WRITTEN INSTRUCTION
Where the word "FRONT" occurs in a line, return that line.

DATA FOR THIS TASK
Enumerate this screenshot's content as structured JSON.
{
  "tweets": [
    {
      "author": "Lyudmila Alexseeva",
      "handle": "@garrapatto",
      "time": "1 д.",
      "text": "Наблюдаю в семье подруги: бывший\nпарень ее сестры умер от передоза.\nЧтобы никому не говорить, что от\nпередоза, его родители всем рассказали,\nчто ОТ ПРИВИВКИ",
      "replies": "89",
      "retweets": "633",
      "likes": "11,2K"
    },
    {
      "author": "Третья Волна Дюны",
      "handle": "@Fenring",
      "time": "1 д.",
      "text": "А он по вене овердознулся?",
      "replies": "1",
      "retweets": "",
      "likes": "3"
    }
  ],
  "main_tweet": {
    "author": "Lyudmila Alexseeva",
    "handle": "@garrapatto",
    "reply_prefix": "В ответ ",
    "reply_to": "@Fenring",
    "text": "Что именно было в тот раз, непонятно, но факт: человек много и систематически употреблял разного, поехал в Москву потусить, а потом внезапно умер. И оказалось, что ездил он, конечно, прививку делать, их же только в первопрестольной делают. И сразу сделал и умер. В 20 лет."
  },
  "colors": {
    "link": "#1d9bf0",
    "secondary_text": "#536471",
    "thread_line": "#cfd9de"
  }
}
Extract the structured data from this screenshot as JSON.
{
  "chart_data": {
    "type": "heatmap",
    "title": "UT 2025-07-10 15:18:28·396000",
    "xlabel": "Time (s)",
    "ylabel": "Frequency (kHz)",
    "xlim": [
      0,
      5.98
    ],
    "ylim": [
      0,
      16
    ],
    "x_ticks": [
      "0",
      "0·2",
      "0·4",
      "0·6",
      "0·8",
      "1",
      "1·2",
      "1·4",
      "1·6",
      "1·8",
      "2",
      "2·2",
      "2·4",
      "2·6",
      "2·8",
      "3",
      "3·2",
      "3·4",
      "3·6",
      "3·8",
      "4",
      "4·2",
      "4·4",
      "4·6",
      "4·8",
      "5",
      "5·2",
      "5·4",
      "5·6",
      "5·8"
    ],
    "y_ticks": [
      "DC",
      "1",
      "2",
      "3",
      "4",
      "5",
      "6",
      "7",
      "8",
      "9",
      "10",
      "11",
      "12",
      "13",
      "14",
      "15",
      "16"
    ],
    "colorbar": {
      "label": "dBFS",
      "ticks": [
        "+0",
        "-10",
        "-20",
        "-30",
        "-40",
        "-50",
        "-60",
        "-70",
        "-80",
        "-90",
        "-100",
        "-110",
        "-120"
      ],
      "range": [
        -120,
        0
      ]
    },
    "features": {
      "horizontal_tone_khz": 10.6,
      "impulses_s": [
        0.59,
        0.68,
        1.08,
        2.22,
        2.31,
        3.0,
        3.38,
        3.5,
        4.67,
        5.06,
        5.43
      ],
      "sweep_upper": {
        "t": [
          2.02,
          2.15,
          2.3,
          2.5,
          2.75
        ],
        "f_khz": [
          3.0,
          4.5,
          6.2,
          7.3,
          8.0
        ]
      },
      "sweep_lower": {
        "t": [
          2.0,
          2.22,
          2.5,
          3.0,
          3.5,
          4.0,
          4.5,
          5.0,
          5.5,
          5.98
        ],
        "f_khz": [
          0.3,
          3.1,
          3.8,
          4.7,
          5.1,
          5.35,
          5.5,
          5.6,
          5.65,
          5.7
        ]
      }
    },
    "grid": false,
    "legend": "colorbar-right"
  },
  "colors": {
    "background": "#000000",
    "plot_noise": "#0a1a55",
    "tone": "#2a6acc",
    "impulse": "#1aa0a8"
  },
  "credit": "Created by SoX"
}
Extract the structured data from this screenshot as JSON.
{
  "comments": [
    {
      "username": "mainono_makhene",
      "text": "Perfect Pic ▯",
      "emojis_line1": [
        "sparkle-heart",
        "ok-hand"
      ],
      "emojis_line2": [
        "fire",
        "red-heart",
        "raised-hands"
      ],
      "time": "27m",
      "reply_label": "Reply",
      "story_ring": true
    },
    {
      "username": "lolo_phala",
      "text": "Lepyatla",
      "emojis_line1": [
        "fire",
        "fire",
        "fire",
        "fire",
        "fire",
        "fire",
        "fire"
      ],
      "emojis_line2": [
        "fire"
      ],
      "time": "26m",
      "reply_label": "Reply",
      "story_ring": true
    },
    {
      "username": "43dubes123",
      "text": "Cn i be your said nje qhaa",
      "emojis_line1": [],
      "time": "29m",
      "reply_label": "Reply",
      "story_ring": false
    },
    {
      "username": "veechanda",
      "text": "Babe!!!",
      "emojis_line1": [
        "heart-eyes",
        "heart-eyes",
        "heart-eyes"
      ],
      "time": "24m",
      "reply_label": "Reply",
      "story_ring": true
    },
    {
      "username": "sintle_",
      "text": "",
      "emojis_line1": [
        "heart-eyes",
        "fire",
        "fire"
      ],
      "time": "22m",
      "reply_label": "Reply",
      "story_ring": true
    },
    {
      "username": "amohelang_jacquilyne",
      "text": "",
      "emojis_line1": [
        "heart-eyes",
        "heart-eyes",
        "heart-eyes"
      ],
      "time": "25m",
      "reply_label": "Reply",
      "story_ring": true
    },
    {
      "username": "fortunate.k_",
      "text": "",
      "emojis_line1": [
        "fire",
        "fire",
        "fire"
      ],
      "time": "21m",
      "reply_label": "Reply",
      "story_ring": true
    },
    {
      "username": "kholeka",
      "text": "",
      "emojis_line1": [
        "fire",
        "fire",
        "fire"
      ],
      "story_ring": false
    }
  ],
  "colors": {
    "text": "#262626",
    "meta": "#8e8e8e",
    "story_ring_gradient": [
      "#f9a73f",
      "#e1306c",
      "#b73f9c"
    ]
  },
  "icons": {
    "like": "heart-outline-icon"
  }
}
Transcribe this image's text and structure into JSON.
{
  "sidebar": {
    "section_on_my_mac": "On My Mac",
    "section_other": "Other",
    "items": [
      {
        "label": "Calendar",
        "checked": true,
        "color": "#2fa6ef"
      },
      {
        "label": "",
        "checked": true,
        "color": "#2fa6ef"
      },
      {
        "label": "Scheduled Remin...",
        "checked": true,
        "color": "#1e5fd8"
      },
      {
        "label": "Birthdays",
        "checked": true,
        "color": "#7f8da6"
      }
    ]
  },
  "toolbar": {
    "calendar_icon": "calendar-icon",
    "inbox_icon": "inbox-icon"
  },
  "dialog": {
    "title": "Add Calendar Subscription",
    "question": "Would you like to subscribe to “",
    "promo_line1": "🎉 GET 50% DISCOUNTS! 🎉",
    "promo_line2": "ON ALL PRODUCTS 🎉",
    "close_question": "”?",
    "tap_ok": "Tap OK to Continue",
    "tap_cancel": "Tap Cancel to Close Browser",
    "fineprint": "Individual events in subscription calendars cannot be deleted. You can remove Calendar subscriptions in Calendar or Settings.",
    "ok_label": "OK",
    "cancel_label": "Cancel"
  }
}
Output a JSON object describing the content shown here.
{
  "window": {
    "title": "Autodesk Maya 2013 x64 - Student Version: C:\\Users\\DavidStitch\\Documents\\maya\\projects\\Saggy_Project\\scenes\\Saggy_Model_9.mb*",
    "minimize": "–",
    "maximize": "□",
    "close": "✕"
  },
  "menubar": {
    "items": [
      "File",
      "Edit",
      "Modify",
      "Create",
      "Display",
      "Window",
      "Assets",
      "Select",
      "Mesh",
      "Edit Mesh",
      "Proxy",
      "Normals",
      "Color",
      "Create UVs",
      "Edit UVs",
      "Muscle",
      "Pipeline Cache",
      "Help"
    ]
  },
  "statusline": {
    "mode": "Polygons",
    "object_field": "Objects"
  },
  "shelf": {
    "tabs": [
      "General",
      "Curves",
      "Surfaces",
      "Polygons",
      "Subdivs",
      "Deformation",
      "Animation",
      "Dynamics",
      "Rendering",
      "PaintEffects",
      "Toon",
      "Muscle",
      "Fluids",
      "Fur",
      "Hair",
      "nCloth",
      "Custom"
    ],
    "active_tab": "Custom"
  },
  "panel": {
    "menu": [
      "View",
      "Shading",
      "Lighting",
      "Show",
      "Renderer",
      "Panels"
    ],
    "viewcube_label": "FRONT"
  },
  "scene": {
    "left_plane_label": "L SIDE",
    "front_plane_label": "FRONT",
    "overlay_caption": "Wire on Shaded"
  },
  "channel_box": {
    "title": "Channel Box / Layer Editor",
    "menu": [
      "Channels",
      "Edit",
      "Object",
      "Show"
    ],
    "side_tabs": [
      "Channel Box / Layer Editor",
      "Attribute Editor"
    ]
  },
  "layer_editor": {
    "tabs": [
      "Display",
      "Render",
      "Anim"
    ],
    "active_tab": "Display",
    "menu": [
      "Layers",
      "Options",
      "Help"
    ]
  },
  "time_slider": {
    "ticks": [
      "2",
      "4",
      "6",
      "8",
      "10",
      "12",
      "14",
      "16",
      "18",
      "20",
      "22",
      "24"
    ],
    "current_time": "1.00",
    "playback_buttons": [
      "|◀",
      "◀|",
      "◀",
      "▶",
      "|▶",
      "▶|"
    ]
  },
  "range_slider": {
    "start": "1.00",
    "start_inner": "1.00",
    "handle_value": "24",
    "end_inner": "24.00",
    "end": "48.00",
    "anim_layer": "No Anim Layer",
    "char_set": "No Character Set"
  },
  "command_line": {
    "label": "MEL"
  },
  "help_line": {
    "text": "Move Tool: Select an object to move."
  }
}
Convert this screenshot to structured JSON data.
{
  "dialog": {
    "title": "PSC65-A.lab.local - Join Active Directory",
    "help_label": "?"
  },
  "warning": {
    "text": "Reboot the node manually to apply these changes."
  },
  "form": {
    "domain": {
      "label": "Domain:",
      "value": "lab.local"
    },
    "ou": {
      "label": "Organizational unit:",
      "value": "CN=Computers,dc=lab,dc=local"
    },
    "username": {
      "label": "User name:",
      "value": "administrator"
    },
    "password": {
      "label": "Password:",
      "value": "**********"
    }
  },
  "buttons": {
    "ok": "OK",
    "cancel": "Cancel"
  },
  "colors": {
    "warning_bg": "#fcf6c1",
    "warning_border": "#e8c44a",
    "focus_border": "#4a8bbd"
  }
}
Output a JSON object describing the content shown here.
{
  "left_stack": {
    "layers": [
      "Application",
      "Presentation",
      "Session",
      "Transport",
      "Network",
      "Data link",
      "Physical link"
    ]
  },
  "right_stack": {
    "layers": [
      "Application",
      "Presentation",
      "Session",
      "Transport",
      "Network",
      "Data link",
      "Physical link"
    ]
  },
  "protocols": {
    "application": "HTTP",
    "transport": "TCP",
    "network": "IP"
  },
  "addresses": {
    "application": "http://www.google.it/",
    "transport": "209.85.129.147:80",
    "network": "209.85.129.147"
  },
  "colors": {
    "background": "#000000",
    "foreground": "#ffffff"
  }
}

FINISHED TASK
    "viewcube_label": "FRONT"
    "front_plane_label": "FRONT",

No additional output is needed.